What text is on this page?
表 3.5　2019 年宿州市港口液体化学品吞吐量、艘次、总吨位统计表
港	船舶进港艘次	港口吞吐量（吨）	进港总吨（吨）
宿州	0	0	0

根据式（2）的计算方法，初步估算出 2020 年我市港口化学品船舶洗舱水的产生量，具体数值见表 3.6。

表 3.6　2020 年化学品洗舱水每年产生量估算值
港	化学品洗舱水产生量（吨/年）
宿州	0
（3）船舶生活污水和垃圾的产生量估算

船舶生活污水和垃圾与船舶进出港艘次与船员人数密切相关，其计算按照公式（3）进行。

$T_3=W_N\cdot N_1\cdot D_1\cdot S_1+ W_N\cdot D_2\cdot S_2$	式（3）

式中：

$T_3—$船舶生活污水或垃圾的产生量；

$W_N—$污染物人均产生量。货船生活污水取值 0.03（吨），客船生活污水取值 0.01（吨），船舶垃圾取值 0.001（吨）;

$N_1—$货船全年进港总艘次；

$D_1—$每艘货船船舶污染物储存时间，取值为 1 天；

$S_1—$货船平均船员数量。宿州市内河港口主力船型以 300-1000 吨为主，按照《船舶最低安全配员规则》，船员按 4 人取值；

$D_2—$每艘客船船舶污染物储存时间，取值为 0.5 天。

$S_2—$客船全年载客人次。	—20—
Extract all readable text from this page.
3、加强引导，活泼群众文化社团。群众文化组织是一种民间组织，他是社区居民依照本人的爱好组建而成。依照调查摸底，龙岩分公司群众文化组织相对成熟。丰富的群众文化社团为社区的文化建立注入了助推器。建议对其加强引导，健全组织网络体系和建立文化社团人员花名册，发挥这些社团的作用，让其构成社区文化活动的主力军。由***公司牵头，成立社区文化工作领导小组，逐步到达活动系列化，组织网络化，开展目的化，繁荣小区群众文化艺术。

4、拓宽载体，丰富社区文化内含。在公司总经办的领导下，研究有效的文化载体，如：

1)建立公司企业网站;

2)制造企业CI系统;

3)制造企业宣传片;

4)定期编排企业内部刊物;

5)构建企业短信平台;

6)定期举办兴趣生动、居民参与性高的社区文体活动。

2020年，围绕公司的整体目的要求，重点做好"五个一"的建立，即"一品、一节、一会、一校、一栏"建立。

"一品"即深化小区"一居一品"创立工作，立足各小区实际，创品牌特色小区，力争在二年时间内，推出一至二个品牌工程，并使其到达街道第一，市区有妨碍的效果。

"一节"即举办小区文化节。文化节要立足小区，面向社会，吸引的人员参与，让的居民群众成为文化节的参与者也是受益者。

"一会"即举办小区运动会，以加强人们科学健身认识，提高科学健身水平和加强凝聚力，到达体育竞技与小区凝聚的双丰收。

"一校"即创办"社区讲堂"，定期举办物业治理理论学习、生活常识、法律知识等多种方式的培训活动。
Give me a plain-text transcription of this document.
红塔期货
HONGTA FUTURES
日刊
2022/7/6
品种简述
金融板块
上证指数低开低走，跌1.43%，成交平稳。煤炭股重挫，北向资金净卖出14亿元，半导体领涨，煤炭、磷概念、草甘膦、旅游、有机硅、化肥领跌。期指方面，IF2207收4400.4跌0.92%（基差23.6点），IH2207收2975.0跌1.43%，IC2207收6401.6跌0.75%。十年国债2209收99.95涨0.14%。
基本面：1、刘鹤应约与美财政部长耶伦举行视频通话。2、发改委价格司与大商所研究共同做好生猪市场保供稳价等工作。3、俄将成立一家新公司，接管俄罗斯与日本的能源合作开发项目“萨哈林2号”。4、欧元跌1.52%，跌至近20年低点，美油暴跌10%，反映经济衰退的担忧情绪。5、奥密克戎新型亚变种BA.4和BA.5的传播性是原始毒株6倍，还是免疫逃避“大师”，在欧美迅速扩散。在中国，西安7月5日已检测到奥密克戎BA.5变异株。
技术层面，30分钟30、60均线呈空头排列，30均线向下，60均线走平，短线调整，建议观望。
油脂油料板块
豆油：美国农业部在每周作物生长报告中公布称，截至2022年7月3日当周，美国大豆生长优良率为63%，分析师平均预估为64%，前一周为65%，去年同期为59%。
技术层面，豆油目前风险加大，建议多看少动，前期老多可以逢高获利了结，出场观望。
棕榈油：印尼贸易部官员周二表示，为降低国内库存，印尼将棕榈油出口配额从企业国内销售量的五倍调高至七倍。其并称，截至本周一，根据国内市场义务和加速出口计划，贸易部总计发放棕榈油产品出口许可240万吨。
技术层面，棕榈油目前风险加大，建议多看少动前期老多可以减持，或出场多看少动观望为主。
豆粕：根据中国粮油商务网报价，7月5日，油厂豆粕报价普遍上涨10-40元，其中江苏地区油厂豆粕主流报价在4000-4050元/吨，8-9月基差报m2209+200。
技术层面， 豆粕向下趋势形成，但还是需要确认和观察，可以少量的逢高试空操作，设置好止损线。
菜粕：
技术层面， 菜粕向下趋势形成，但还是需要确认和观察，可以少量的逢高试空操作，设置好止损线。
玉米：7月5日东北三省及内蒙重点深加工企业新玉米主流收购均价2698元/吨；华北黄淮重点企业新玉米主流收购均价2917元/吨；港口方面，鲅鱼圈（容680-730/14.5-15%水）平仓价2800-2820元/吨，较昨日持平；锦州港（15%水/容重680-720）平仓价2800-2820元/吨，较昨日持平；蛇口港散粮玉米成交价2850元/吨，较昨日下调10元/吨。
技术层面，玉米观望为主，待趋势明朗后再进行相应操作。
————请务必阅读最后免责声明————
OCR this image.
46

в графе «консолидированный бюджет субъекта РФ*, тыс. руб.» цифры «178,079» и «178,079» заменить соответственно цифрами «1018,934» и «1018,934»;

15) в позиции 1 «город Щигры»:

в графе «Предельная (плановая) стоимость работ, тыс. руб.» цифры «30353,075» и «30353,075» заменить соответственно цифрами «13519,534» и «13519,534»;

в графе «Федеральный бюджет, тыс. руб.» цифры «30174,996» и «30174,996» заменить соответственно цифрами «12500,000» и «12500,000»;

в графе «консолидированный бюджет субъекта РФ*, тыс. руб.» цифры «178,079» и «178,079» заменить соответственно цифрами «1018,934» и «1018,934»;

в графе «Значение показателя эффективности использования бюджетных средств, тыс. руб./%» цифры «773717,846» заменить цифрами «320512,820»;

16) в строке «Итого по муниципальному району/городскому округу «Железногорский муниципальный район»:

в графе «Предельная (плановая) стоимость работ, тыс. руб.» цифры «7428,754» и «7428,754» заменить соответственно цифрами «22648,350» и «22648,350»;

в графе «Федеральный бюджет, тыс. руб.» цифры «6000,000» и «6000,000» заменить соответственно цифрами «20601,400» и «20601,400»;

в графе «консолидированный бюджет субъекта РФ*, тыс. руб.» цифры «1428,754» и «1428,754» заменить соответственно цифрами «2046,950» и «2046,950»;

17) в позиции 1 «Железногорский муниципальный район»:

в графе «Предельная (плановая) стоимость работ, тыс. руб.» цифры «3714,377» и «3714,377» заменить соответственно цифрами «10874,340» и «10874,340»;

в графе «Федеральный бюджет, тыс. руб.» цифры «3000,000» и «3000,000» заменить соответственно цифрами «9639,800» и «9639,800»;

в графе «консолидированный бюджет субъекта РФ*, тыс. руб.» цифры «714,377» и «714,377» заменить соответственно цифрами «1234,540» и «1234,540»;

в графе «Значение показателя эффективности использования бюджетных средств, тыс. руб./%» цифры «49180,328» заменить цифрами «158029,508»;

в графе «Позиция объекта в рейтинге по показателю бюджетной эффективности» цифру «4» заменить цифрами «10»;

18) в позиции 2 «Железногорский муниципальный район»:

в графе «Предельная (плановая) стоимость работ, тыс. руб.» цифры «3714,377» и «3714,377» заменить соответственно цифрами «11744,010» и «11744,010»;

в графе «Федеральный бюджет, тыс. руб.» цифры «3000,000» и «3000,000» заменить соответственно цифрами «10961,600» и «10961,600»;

::::::::

*Exercise aim*:
Scan the entries above. Copy each line that has the string "консолидированный".

*Written solution*:
в графе «консолидированный бюджет субъекта РФ*, тыс. руб.» цифры «178,079» и «178,079» заменить соответственно цифрами «1018,934» и «1018,934»;
в графе «консолидированный бюджет субъекта РФ*, тыс. руб.» цифры «178,079» и «178,079» заменить соответственно цифрами «1018,934» и «1018,934»;
в графе «консолидированный бюджет субъекта РФ*, тыс. руб.» цифры «1428,754» и «1428,754» заменить соответственно цифрами «2046,950» и «2046,950»;
в графе «консолидированный бюджет субъекта РФ*, тыс. руб.» цифры «714,377» и «714,377» заменить соответственно цифрами «1234,540» и «1234,540»;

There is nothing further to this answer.